DATASET EXTRACT:
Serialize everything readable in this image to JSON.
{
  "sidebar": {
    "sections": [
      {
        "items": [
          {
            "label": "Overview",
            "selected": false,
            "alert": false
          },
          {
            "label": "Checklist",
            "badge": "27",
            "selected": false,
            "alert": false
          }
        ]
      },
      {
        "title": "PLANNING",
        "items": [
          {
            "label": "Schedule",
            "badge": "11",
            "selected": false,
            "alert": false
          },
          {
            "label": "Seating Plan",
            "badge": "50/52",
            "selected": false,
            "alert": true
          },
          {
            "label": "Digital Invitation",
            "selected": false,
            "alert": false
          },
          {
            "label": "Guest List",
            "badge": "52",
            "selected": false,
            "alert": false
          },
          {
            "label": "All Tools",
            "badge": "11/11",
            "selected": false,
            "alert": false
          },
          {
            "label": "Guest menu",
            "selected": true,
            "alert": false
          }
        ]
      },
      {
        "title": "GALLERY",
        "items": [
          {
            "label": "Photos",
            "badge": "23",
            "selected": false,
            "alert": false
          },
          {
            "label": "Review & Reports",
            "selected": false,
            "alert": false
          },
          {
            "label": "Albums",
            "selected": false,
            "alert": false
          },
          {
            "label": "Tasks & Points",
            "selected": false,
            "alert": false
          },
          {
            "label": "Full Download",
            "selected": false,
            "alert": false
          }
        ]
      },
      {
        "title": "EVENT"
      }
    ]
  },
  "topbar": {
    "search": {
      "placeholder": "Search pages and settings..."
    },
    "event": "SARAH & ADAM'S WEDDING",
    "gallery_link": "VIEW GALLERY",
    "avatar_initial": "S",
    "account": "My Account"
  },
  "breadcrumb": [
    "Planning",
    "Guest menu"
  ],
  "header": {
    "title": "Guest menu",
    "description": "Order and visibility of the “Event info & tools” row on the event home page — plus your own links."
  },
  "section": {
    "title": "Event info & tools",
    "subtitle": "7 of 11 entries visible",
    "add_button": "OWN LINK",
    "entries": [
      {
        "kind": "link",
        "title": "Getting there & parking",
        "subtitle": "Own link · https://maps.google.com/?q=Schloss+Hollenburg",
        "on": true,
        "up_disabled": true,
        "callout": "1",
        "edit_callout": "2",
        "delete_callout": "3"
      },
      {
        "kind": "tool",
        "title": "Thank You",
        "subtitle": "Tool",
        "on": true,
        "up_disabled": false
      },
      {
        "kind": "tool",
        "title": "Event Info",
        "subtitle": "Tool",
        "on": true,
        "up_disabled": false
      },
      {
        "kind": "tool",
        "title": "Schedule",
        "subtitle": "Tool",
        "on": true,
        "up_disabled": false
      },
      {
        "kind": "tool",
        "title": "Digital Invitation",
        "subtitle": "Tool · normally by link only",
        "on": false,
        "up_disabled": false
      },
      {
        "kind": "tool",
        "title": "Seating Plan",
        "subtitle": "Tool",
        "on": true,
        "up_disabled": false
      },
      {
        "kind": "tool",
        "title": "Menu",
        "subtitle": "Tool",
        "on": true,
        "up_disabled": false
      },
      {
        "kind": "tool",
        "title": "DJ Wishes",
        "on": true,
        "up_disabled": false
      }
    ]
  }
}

EXERCISE REQUIREMENTS:
Repeat the material in full, exactly as it stands.

RESULT OF THIS TASK:
Serialize everything readable in this image to JSON.
{
  "sidebar": {
    "sections": [
      {
        "items": [
          {
            "label": "Overview",
            "selected": false,
            "alert": false
          },
          {
            "label": "Checklist",
            "badge": "27",
            "selected": false,
            "alert": false
          }
        ]
      },
      {
        "title": "PLANNING",
        "items": [
          {
            "label": "Schedule",
            "badge": "11",
            "selected": false,
            "alert": false
          },
          {
            "label": "Seating Plan",
            "badge": "50/52",
            "selected": false,
            "alert": true
          },
          {
            "label": "Digital Invitation",
            "selected": false,
            "alert": false
          },
          {
            "label": "Guest List",
            "badge": "52",
            "selected": false,
            "alert": false
          },
          {
            "label": "All Tools",
            "badge": "11/11",
            "selected": false,
            "alert": false
          },
          {
            "label": "Guest menu",
            "selected": true,
            "alert": false
          }
        ]
      },
      {
        "title": "GALLERY",
        "items": [
          {
            "label": "Photos",
            "badge": "23",
            "selected": false,
            "alert": false
          },
          {
            "label": "Review & Reports",
            "selected": false,
            "alert": false
          },
          {
            "label": "Albums",
            "selected": false,
            "alert": false
          },
          {
            "label": "Tasks & Points",
            "selected": false,
            "alert": false
          },
          {
            "label": "Full Download",
            "selected": false,
            "alert": false
          }
        ]
      },
      {
        "title": "EVENT"
      }
    ]
  },
  "topbar": {
    "search": {
      "placeholder": "Search pages and settings..."
    },
    "event": "SARAH & ADAM'S WEDDING",
    "gallery_link": "VIEW GALLERY",
    "avatar_initial": "S",
    "account": "My Account"
  },
  "breadcrumb": [
    "Planning",
    "Guest menu"
  ],
  "header": {
    "title": "Guest menu",
    "description": "Order and visibility of the “Event info & tools” row on the event home page — plus your own links."
  },
  "section": {
    "title": "Event info & tools",
    "subtitle": "7 of 11 entries visible",
    "add_button": "OWN LINK",
    "entries": [
      {
        "kind": "link",
        "title": "Getting there & parking",
        "subtitle": "Own link · https://maps.google.com/?q=Schloss+Hollenburg",
        "on": true,
        "up_disabled": true,
        "callout": "1",
        "edit_callout": "2",
        "delete_callout": "3"
      },
      {
        "kind": "tool",
        "title": "Thank You",
        "subtitle": "Tool",
        "on": true,
        "up_disabled": false
      },
      {
        "kind": "tool",
        "title": "Event Info",
        "subtitle": "Tool",
        "on": true,
        "up_disabled": false
      },
      {
        "kind": "tool",
        "title": "Schedule",
        "subtitle": "Tool",
        "on": true,
        "up_disabled": false
      },
      {
        "kind": "tool",
        "title": "Digital Invitation",
        "subtitle": "Tool · normally by link only",
        "on": false,
        "up_disabled": false
      },
      {
        "kind": "tool",
        "title": "Seating Plan",
        "subtitle": "Tool",
        "on": true,
        "up_disabled": false
      },
      {
        "kind": "tool",
        "title": "Menu",
        "subtitle": "Tool",
        "on": true,
        "up_disabled": false
      },
      {
        "kind": "tool",
        "title": "DJ Wishes",
        "on": true,
        "up_disabled": false
      }
    ]
  }
}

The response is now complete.